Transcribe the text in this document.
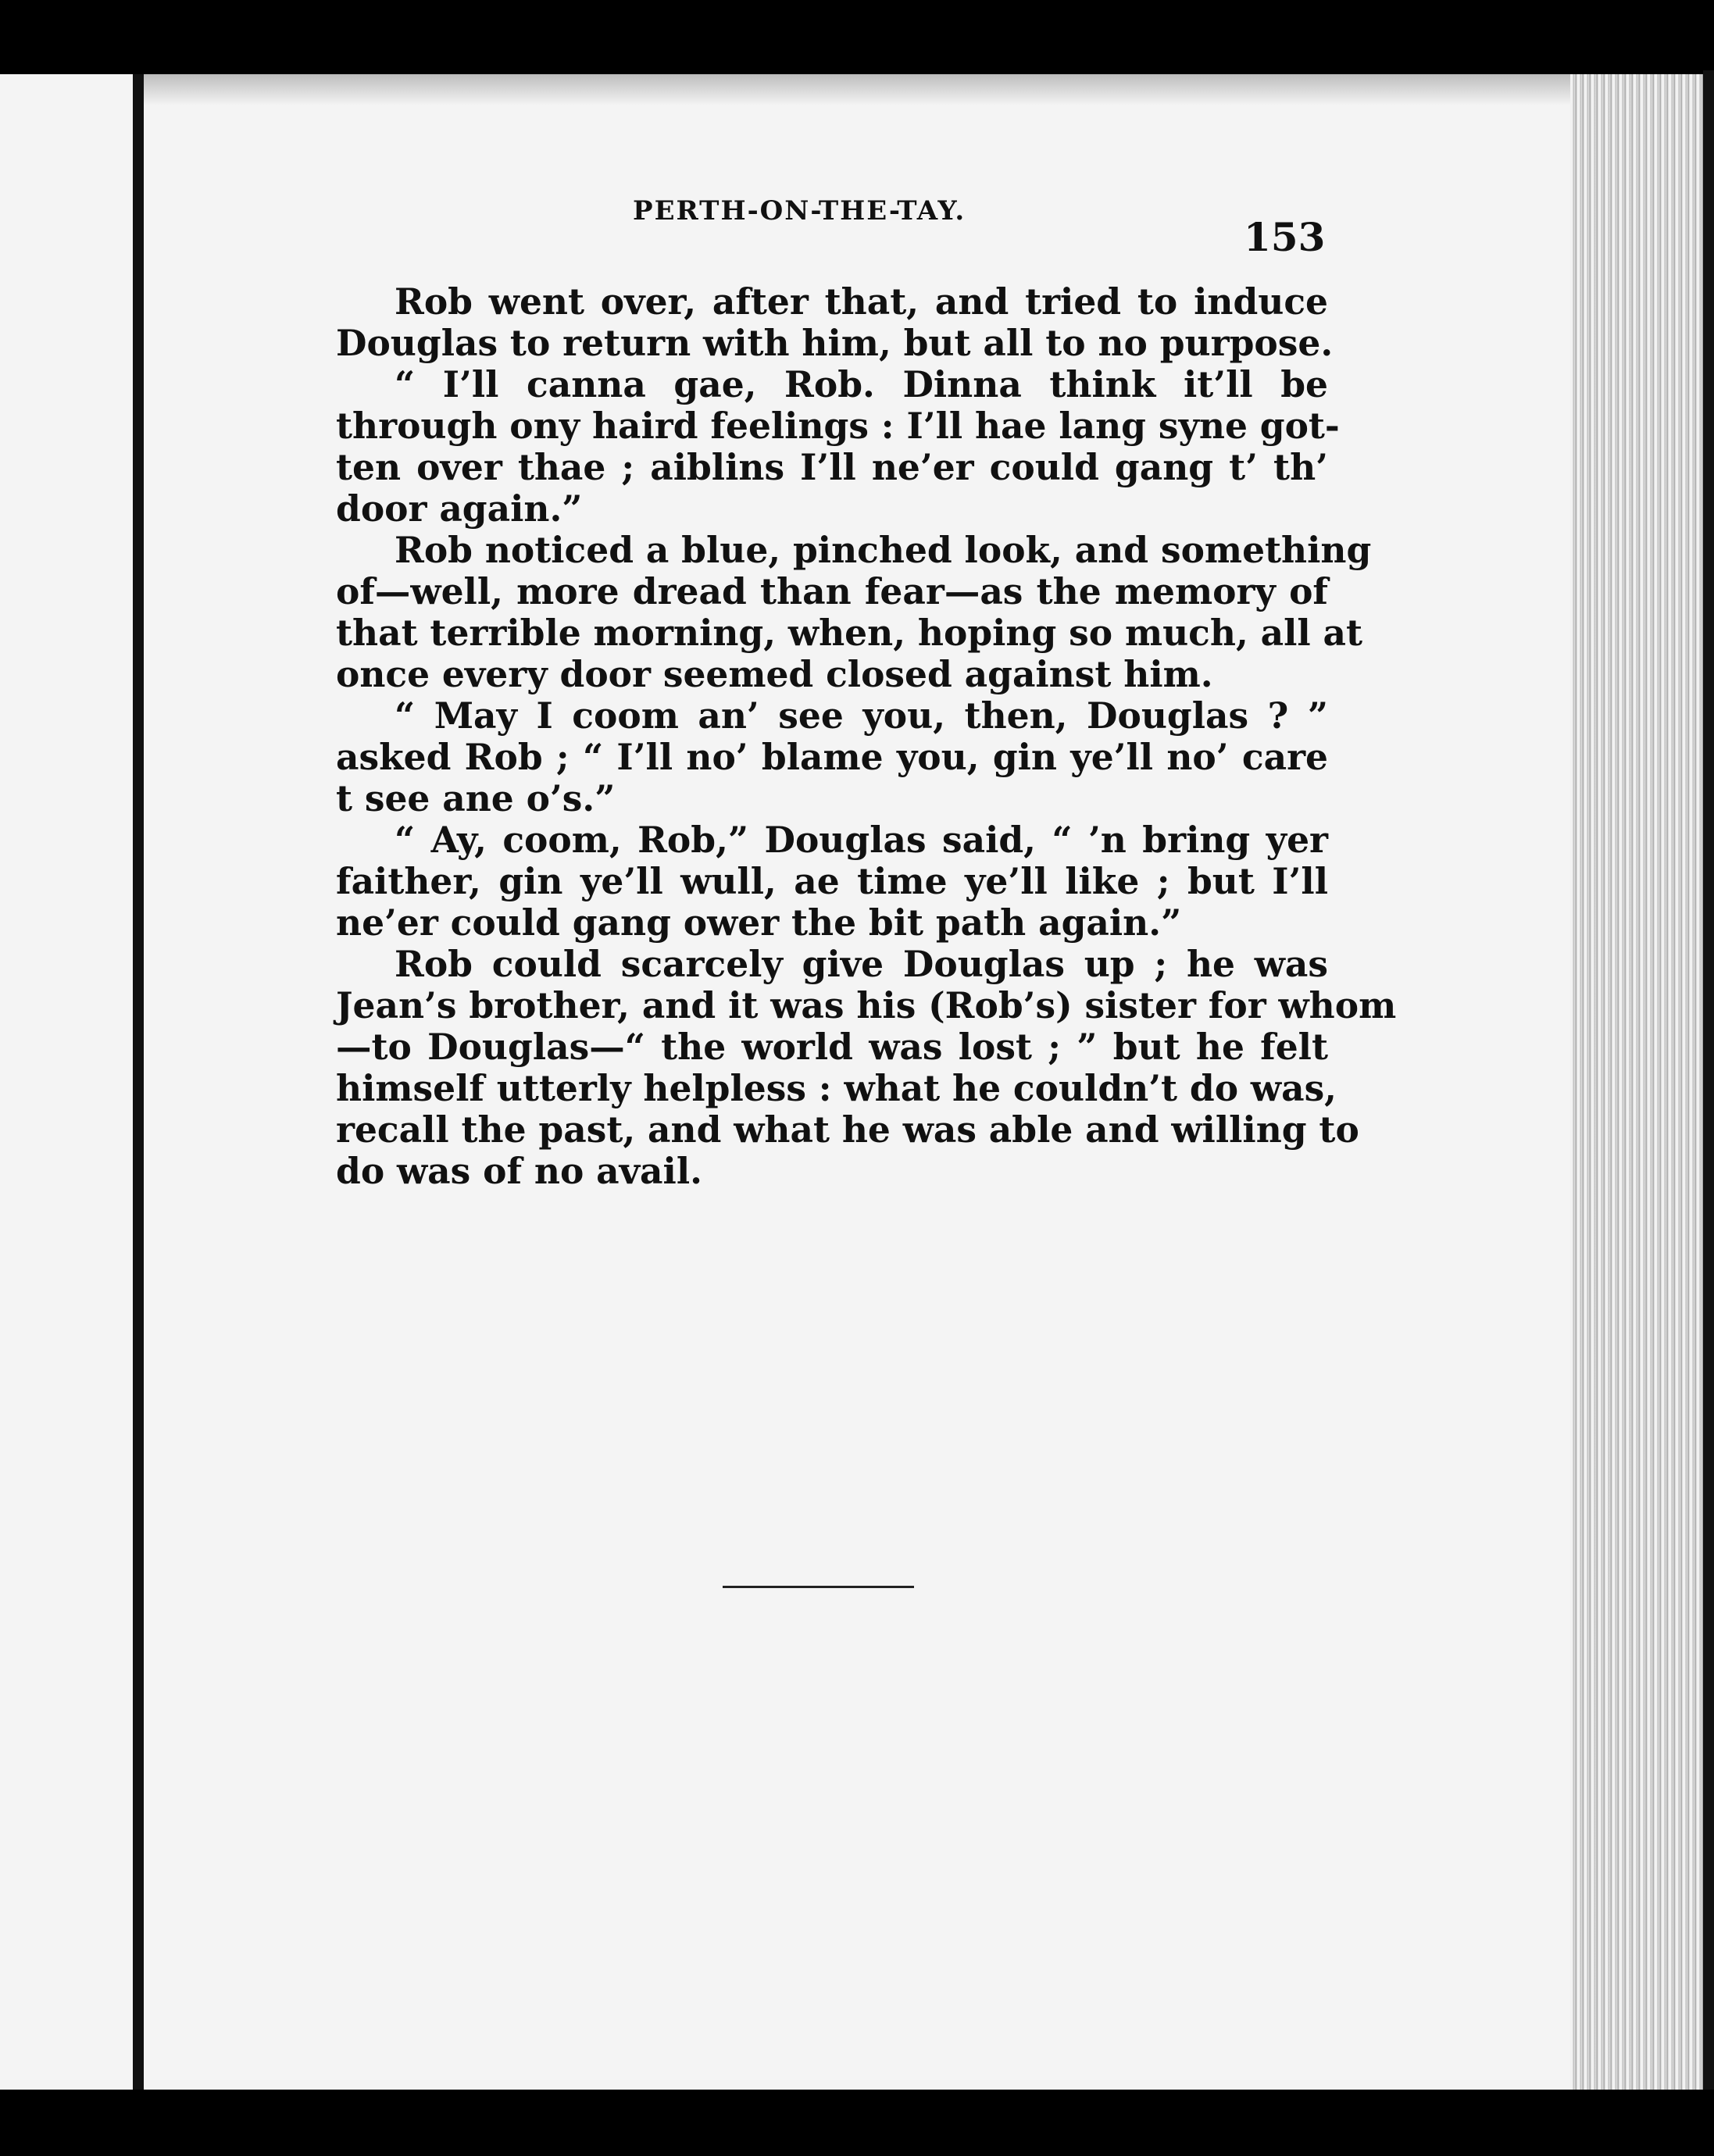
PERTH-ON-THE-TAY.
153
Rob went over, after that, and tried to induce
Douglas to return with him, but all to no purpose.
“ I’ll canna gae, Rob. Dinna think it’ll be
through ony haird feelings : I’ll hae lang syne got-
ten over thae ; aiblins I’ll ne’er could gang t’ th’
door again.”
Rob noticed a blue, pinched look, and something
of—well, more dread than fear—as the memory of
that terrible morning, when, hoping so much, all at
once every door seemed closed against him.
“ May I coom an’ see you, then, Douglas ? ”
asked Rob ; “ I’ll no’ blame you, gin ye’ll no’ care
t see ane o’s.”
“ Ay, coom, Rob,” Douglas said, “ ’n bring yer
faither, gin ye’ll wull, ae time ye’ll like ; but I’ll
ne’er could gang ower the bit path again.”
Rob could scarcely give Douglas up ; he was
Jean’s brother, and it was his (Rob’s) sister for whom
—to Douglas—“ the world was lost ; ” but he felt
himself utterly helpless : what he couldn’t do was,
recall the past, and what he was able and willing to
do was of no avail.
-=-=-=-=-
- WHAT YOU WILL DO -
Print each line of the material above exactly, with the pictures removed from your copy.

- WORKED ANSWER -
Transcribe the text in this document.
PERTH-ON-THE-TAY.
153
Rob went over, after that, and tried to induce
Douglas to return with him, but all to no purpose.
“ I’ll canna gae, Rob. Dinna think it’ll be
through ony haird feelings : I’ll hae lang syne got-
ten over thae ; aiblins I’ll ne’er could gang t’ th’
door again.”
Rob noticed a blue, pinched look, and something
of—well, more dread than fear—as the memory of
that terrible morning, when, hoping so much, all at
once every door seemed closed against him.
“ May I coom an’ see you, then, Douglas ? ”
asked Rob ; “ I’ll no’ blame you, gin ye’ll no’ care
t see ane o’s.”
“ Ay, coom, Rob,” Douglas said, “ ’n bring yer
faither, gin ye’ll wull, ae time ye’ll like ; but I’ll
ne’er could gang ower the bit path again.”
Rob could scarcely give Douglas up ; he was
Jean’s brother, and it was his (Rob’s) sister for whom
—to Douglas—“ the world was lost ; ” but he felt
himself utterly helpless : what he couldn’t do was,
recall the past, and what he was able and willing to
do was of no avail.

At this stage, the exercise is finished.